- Required work: Filter the records for lines holding the string "JSON".

━━ Information shown ━━

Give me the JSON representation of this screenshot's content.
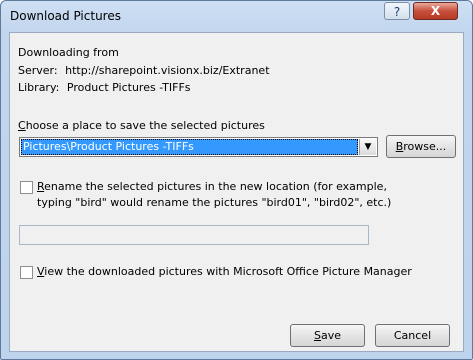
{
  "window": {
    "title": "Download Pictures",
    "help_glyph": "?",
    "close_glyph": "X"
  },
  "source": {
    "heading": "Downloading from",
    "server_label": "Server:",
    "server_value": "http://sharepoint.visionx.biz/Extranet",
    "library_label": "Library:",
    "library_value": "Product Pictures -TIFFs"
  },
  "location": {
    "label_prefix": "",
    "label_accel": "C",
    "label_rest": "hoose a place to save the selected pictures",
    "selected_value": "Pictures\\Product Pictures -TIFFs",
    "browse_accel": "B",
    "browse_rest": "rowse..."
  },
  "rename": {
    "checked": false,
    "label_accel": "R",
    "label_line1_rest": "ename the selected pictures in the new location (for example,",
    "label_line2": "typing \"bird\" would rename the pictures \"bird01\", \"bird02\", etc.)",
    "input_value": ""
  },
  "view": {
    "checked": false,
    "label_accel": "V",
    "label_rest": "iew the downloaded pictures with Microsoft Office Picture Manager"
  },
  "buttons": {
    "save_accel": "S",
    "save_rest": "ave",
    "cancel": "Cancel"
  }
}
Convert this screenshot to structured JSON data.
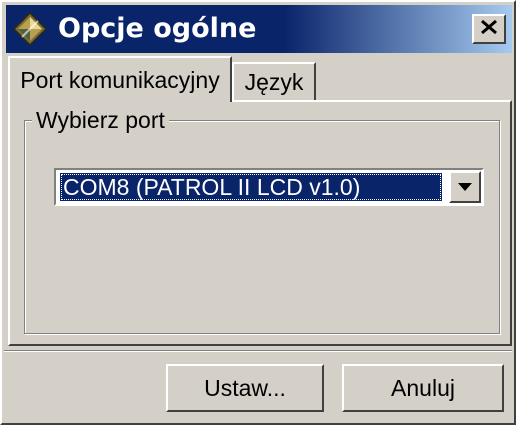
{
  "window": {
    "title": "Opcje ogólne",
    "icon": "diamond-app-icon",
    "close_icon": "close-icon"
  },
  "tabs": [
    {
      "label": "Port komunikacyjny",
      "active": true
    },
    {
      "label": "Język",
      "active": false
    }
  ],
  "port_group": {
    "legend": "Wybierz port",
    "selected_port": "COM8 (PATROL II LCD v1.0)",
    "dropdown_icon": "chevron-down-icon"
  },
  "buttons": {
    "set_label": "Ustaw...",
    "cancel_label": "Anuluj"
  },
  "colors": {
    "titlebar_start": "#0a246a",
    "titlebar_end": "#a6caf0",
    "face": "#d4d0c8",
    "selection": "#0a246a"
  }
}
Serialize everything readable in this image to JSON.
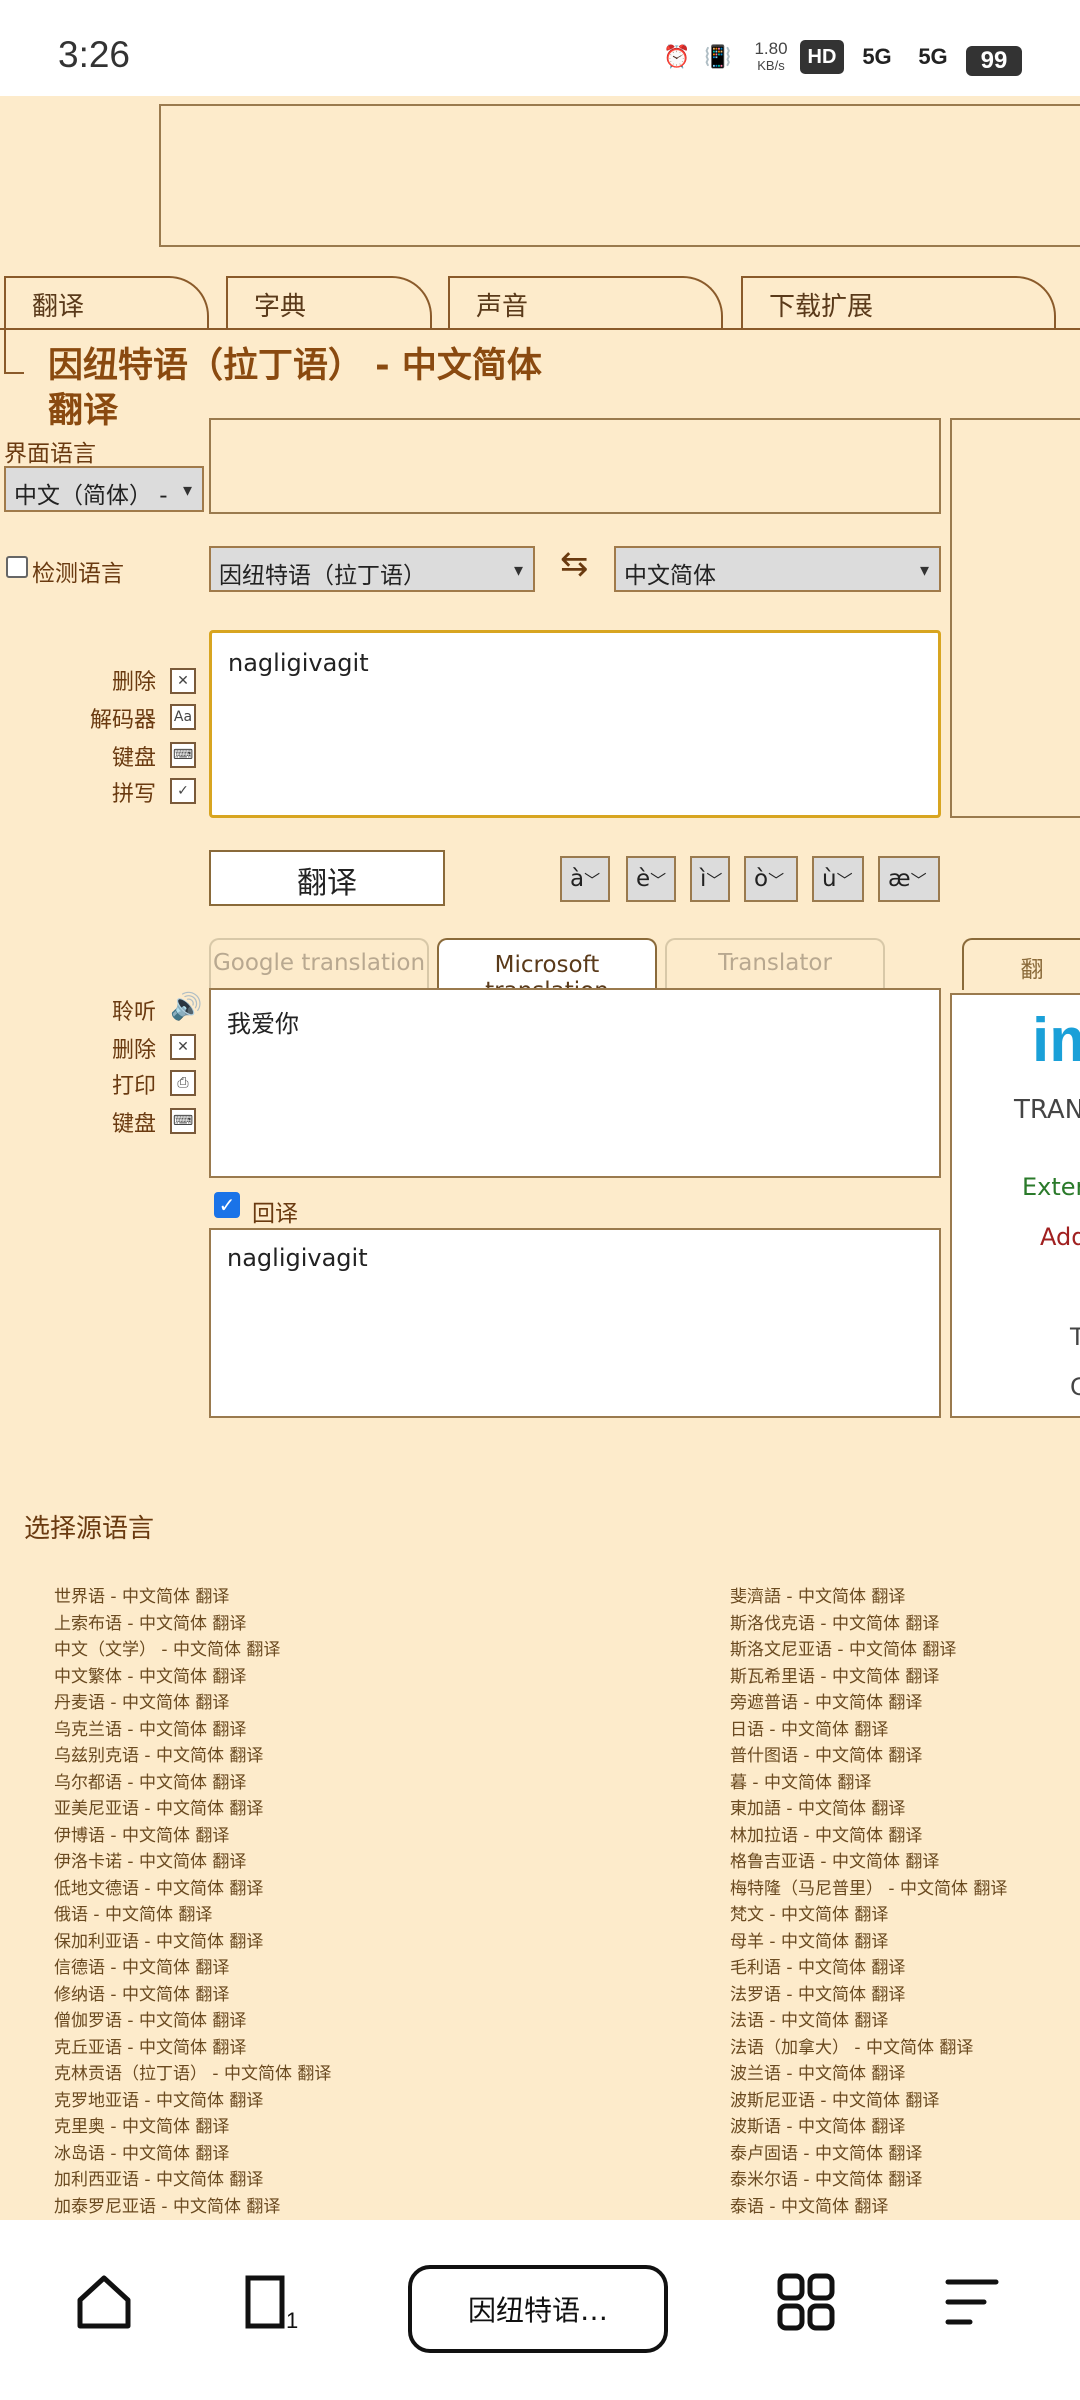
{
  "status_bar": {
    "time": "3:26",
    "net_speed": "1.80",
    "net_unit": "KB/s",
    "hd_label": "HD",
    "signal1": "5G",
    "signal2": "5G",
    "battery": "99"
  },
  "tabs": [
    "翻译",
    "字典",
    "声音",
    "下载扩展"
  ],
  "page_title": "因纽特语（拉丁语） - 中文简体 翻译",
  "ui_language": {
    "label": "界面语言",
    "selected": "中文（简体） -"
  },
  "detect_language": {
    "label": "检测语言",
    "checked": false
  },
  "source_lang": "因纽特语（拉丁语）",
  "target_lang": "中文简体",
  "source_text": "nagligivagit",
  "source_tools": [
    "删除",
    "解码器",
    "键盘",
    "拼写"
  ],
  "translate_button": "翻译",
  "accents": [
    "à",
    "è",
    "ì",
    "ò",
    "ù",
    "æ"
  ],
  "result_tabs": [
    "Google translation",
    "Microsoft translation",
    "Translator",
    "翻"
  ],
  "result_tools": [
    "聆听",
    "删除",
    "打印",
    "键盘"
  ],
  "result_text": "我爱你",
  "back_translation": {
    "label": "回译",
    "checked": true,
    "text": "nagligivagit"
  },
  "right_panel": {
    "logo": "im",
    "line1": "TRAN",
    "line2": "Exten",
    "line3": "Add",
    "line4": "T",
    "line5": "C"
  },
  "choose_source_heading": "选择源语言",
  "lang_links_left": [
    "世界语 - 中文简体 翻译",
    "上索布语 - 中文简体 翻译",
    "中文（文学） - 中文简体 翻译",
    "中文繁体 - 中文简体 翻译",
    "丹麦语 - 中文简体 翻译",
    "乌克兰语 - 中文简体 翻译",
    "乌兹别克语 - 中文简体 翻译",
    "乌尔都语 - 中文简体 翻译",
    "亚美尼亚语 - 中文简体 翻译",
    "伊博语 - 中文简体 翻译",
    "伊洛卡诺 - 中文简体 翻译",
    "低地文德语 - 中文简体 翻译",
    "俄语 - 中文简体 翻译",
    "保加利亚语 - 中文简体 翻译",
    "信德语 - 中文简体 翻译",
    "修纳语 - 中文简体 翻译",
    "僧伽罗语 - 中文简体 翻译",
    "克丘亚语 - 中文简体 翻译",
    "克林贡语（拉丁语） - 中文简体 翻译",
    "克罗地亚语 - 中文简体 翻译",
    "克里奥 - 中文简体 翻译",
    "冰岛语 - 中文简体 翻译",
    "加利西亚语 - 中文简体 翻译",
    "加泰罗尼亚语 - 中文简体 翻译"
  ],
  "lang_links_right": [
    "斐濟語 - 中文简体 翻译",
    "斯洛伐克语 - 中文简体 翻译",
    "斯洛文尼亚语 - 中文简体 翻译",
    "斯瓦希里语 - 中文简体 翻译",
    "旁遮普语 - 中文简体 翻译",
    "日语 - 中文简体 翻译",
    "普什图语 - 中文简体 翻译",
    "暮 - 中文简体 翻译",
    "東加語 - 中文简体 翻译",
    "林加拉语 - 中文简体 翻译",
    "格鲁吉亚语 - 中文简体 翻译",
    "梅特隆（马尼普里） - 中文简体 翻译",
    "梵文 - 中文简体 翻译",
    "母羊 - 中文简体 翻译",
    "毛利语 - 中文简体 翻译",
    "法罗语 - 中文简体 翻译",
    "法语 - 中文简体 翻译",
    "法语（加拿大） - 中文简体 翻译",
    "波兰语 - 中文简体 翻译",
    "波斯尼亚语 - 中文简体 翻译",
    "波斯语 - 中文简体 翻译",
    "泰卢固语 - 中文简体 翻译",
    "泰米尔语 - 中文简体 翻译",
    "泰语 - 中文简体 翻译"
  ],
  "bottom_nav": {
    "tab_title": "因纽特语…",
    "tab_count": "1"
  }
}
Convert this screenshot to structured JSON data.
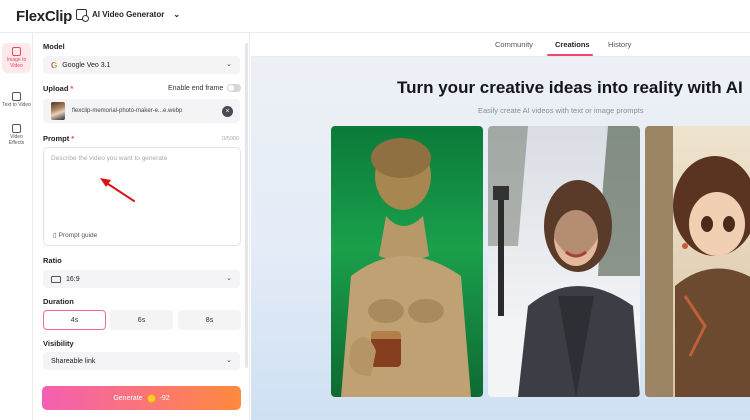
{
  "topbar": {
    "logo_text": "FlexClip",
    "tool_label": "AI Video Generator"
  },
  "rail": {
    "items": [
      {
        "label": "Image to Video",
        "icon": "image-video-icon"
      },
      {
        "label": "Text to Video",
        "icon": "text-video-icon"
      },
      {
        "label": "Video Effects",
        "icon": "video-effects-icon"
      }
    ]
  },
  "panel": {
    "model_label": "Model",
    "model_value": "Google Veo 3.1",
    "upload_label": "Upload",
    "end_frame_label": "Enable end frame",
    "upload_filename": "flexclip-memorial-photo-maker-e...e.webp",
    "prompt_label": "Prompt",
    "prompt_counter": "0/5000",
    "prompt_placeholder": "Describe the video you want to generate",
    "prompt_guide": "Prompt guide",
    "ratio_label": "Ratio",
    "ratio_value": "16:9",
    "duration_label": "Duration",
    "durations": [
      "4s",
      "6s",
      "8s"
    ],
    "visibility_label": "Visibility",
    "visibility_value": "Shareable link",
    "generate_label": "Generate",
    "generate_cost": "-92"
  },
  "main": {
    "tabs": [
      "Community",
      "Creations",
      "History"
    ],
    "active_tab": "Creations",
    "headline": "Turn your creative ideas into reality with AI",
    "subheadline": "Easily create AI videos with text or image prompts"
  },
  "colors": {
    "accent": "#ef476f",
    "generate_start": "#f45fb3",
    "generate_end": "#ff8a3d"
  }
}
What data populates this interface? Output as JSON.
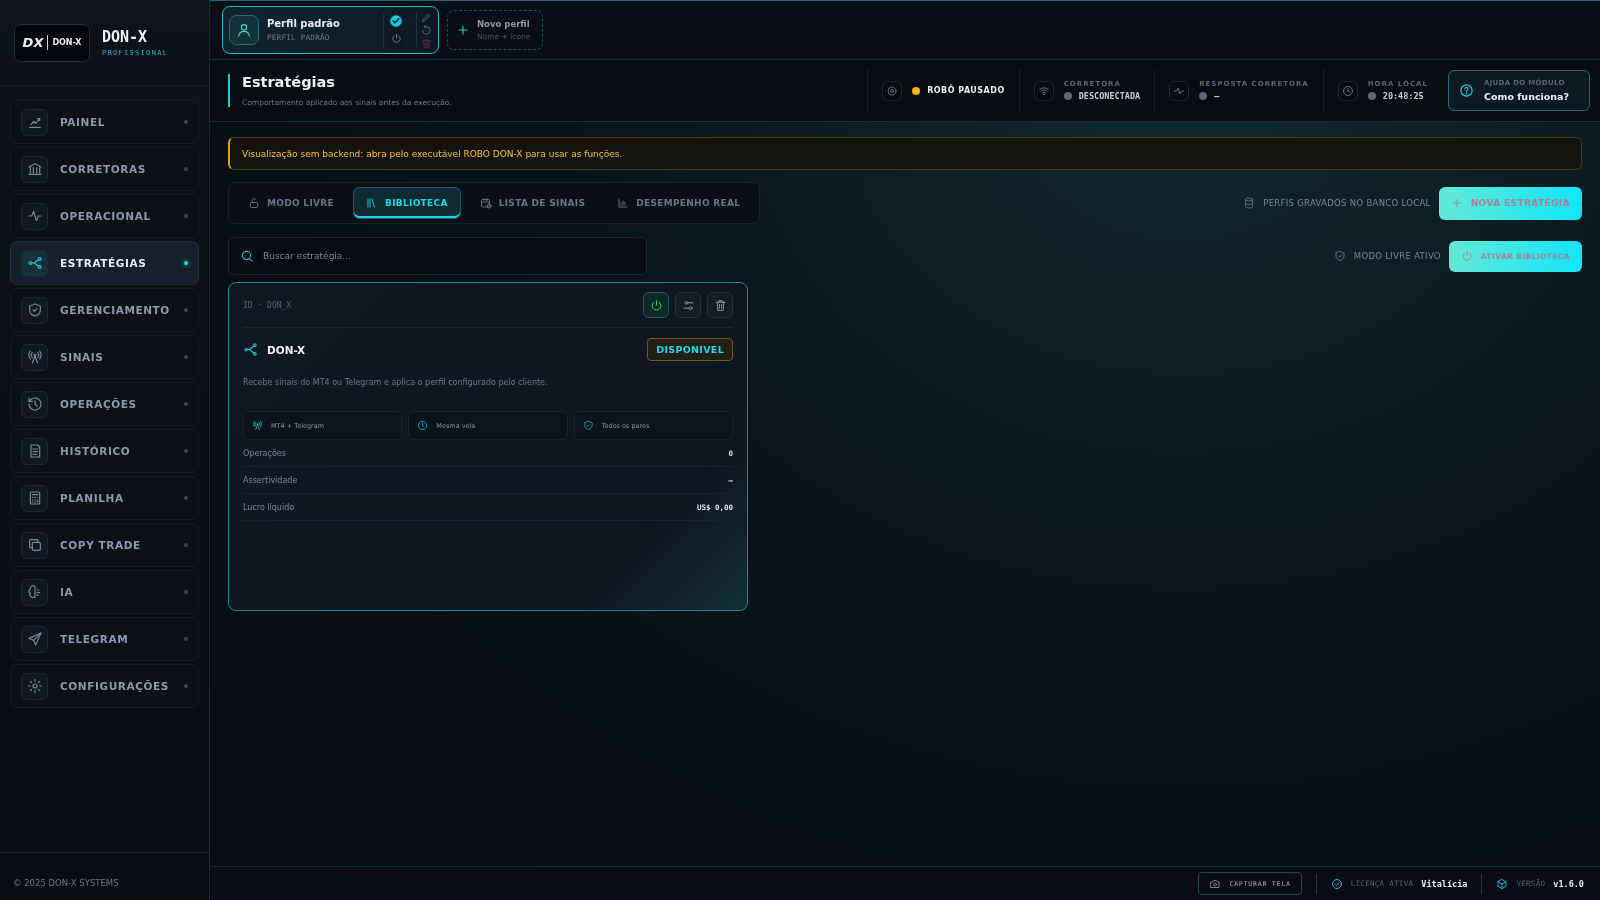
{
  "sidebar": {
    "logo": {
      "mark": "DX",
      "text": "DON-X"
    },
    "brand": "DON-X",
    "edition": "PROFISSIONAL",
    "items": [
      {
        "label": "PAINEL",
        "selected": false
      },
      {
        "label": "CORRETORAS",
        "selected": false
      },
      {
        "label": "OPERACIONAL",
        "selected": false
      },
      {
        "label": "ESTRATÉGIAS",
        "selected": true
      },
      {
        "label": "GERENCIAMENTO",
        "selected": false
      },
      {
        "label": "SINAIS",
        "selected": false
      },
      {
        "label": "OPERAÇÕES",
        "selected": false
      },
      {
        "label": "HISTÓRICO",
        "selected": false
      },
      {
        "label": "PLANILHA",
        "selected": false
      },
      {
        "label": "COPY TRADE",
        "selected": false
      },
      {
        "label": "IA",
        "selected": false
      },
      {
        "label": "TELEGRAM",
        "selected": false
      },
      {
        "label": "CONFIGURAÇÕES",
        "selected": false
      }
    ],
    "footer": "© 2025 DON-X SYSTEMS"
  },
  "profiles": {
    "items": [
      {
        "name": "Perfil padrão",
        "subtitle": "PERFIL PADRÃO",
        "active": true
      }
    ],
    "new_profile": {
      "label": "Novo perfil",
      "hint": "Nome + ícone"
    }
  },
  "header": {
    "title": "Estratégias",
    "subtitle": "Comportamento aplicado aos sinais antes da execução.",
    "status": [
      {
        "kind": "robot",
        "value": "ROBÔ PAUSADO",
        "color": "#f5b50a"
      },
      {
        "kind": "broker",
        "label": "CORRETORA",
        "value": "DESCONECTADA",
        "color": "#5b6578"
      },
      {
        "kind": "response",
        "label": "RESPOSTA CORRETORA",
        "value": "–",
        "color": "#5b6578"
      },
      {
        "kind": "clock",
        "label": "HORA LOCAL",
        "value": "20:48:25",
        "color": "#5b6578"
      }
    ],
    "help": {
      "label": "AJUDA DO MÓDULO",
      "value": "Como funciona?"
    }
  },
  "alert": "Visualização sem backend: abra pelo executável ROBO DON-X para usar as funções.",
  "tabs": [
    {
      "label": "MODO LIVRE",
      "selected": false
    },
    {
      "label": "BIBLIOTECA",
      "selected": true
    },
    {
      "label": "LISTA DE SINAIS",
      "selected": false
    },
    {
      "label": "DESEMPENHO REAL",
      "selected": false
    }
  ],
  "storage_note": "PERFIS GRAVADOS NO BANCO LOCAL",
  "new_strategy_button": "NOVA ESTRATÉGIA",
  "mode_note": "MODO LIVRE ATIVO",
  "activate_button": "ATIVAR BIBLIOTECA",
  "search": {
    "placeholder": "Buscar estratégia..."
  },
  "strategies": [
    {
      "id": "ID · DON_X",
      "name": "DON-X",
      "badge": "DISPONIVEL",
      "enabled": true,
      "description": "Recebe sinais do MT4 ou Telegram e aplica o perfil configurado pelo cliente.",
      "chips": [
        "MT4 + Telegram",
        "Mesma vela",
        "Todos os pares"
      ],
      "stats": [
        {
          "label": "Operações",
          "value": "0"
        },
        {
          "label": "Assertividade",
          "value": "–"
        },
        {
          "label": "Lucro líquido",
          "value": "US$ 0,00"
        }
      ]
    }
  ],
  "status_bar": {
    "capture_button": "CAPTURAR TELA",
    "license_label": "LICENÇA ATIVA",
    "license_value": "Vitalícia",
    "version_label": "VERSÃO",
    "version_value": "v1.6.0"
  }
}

━━━

- Finished task:
Give me the JSON representation of this screenshot's content.
Convert this screenshot to structured JSON data.
Serialize everything readable in this image to JSON.
Convert this screenshot to structured JSON data.
What data populates this interface? Output as JSON.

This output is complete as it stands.